* _WHAT IS REQUIRED_:
Search the material for "text" and show all lines that contain it.

* _SOURCE DATA_:
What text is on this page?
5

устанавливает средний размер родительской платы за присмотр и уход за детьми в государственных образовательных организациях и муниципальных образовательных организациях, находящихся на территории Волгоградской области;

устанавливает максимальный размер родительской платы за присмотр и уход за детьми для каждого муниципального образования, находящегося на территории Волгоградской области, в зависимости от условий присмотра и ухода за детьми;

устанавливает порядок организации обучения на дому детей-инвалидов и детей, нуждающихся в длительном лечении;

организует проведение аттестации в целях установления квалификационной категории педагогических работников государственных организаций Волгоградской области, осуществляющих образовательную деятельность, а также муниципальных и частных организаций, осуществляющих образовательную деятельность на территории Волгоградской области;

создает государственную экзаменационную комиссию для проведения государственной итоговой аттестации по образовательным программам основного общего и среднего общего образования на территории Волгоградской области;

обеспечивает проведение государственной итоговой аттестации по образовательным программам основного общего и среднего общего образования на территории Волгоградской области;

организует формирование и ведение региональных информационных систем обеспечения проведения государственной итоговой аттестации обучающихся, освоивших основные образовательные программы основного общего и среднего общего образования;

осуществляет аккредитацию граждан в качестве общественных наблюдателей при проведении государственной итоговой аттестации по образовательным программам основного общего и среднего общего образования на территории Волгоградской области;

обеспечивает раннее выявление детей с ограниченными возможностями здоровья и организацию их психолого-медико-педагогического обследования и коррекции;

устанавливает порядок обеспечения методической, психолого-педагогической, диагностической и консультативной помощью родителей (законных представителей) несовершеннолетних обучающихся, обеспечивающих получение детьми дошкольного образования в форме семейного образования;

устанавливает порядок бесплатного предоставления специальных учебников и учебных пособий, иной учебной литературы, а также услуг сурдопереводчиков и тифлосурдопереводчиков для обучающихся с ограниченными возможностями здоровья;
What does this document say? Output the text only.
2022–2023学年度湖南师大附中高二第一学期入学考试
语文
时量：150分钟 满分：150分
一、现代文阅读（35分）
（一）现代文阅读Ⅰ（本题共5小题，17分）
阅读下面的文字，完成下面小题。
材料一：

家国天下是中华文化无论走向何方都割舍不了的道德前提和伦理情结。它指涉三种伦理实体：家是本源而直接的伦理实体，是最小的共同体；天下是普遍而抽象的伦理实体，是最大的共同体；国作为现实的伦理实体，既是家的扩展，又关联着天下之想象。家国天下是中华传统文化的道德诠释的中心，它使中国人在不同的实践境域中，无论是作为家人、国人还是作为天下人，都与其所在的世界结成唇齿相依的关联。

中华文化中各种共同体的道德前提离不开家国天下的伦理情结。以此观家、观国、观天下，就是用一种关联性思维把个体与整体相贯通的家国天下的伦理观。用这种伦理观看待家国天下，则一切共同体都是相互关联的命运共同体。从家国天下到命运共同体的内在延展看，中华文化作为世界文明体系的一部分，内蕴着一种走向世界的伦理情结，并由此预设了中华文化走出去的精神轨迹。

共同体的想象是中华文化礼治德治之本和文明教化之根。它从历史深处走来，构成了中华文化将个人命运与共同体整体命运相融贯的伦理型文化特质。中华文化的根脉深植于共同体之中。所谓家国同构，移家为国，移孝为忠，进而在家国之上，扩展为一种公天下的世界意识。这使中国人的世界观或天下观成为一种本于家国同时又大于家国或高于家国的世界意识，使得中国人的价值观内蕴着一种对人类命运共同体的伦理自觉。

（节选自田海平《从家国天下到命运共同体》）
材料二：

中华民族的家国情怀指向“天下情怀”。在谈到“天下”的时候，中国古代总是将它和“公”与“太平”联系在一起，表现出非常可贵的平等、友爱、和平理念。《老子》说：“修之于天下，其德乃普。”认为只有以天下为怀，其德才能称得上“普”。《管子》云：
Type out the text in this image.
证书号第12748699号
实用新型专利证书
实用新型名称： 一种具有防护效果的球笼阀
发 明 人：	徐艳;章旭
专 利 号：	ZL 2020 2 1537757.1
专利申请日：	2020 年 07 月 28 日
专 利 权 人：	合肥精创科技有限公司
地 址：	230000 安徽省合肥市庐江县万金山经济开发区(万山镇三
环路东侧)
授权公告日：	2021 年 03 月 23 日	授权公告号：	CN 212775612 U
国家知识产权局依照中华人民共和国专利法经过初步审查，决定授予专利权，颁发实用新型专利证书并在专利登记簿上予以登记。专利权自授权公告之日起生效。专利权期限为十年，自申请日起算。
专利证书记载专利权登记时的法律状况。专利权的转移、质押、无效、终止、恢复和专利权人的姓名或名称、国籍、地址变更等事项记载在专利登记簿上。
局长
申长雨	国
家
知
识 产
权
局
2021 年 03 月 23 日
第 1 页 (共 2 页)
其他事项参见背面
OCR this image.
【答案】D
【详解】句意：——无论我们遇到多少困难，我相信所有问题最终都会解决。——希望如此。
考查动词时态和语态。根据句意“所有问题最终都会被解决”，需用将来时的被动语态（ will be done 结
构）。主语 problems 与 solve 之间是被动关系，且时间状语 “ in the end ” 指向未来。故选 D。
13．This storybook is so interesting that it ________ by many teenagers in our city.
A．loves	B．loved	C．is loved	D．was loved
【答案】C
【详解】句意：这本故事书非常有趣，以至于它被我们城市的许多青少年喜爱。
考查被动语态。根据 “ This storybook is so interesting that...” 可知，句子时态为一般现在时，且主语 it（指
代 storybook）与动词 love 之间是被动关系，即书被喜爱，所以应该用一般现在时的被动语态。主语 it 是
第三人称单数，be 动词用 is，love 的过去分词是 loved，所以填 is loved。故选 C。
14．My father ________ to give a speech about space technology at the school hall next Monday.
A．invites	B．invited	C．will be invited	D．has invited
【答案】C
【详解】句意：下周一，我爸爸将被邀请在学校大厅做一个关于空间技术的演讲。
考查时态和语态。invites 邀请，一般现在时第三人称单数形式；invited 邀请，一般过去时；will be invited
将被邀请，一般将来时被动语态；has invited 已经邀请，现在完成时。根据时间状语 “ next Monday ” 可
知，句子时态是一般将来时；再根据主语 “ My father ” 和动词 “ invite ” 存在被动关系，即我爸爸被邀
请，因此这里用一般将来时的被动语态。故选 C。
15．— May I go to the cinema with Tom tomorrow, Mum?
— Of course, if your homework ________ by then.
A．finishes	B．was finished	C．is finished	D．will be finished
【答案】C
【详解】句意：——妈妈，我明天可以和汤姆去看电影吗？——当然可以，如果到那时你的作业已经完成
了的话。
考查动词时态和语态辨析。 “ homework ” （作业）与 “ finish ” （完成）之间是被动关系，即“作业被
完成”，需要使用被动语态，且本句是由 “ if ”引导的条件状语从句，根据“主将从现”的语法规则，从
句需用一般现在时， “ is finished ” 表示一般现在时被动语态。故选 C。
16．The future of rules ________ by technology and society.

* _ANSWER BELOW_:
What text is on this page?
What does this document say? Output the text only.
Type out the text in this image.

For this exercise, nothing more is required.